▶ Problem details
Copy whichever lines contain the string "label".

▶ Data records
┄┄┄┄┄┄┄┄┄┄┄┄┄┄┄┄┄┄┄┄

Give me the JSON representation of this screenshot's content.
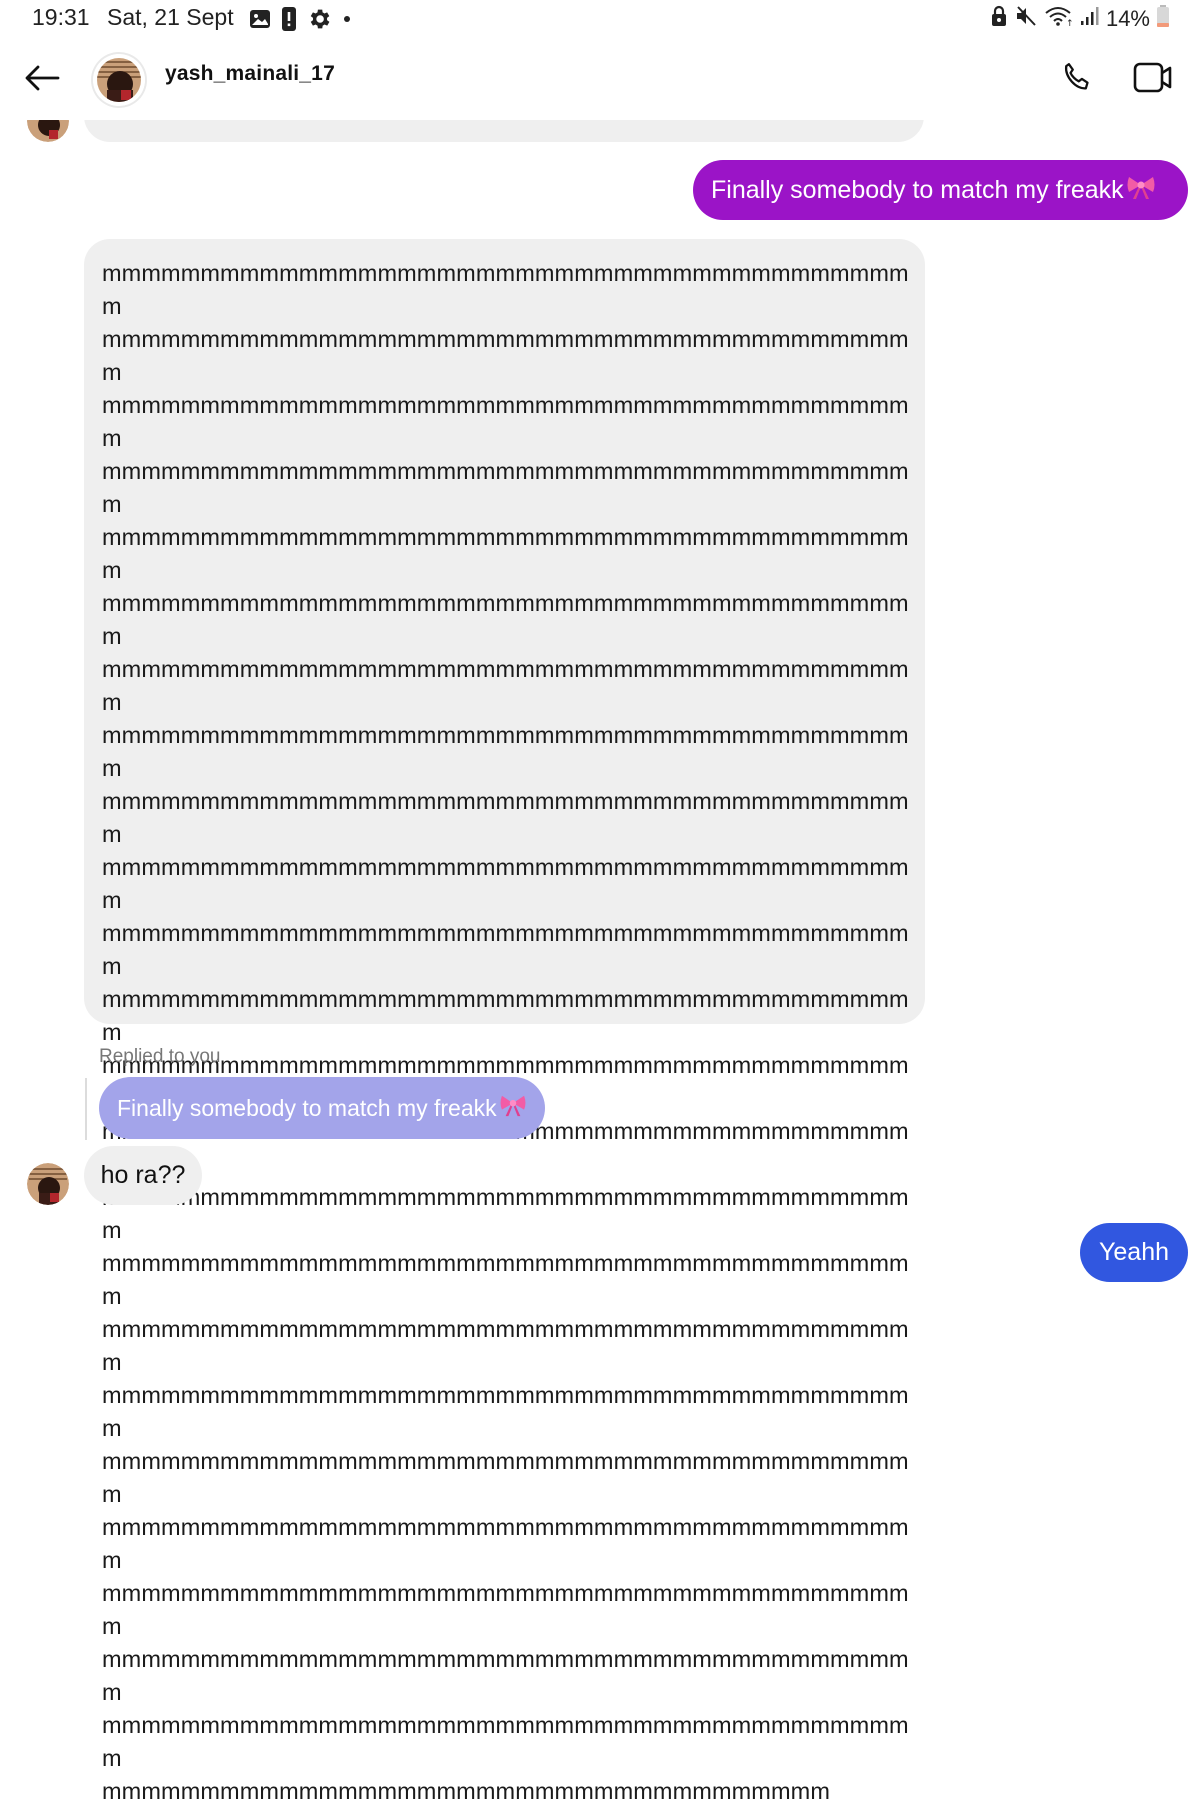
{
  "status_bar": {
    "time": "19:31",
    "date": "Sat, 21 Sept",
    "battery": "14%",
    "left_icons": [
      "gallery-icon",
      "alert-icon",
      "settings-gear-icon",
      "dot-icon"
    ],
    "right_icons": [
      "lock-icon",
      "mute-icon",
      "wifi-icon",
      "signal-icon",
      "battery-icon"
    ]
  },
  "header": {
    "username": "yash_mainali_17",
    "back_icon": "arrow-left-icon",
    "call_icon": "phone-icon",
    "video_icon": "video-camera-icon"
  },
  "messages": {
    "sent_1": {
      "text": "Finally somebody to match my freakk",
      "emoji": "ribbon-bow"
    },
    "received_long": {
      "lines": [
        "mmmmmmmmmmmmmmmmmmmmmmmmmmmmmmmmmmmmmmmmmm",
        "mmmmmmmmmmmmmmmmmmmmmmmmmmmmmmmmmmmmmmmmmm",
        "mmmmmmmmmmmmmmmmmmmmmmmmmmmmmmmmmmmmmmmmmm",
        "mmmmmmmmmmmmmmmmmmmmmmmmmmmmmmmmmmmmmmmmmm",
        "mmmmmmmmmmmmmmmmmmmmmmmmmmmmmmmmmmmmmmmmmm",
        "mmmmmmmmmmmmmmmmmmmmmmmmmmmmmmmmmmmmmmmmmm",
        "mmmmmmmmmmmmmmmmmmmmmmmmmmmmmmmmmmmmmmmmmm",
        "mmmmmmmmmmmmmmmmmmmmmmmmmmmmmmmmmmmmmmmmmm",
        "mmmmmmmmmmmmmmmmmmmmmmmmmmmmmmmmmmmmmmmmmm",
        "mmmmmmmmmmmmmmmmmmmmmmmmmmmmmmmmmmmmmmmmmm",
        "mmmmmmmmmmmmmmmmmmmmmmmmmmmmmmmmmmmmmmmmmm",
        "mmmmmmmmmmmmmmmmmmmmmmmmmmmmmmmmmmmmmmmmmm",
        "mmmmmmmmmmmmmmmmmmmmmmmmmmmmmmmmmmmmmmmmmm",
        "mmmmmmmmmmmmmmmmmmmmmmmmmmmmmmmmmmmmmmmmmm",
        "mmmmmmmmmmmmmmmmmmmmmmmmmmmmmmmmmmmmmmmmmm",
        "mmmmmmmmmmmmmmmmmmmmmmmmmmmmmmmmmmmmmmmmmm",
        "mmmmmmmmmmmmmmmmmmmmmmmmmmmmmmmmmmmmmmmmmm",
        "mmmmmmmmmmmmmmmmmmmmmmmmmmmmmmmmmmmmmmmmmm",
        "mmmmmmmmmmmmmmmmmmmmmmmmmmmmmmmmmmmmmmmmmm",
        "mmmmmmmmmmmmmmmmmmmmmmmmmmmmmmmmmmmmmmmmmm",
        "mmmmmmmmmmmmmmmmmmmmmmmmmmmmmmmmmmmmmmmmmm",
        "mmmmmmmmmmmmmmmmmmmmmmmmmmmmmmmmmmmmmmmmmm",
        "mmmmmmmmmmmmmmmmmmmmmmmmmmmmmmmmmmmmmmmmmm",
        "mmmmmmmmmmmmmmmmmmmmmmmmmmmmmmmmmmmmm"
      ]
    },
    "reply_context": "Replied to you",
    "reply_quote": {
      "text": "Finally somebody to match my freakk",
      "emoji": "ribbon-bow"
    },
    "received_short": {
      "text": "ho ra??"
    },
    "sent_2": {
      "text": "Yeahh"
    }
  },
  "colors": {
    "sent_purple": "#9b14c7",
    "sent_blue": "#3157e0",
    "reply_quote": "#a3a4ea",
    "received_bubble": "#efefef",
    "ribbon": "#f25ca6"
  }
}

┄┄┄┄┄┄┄┄┄┄┄┄┄┄┄┄┄┄┄┄

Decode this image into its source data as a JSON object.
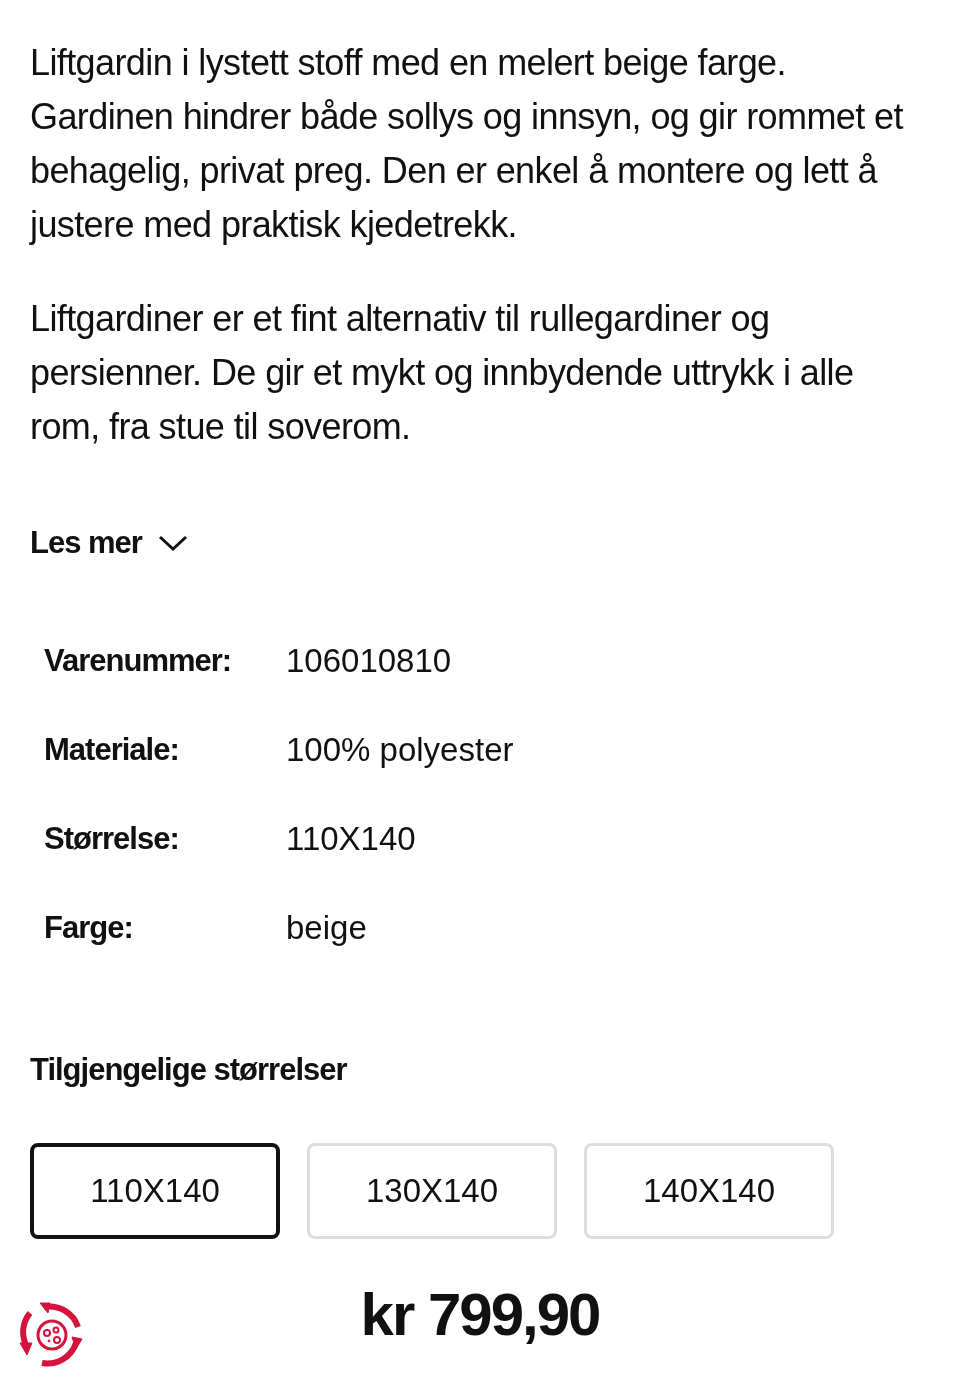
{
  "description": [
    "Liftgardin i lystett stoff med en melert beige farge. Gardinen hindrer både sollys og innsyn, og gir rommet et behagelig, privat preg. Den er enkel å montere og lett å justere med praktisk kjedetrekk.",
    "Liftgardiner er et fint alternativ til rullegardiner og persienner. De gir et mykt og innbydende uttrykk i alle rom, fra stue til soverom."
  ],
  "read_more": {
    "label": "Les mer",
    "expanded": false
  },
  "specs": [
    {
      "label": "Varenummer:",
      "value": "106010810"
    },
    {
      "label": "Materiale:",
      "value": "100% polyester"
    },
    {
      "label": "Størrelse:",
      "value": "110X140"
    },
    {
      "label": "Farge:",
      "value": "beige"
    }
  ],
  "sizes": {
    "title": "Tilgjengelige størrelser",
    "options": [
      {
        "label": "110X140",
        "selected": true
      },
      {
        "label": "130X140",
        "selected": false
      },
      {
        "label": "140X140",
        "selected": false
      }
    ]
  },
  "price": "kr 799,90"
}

┄┄┄┄┄┄┄┄┄┄┄┄┄┄┄┄┄┄┄┄

▶ Worked answer
    "label": "Les mer",
      "label": "Varenummer:",
      "label": "Materiale:",
      "label": "Størrelse:",
      "label": "Farge:",
        "label": "110X140",
        "label": "130X140",
        "label": "140X140",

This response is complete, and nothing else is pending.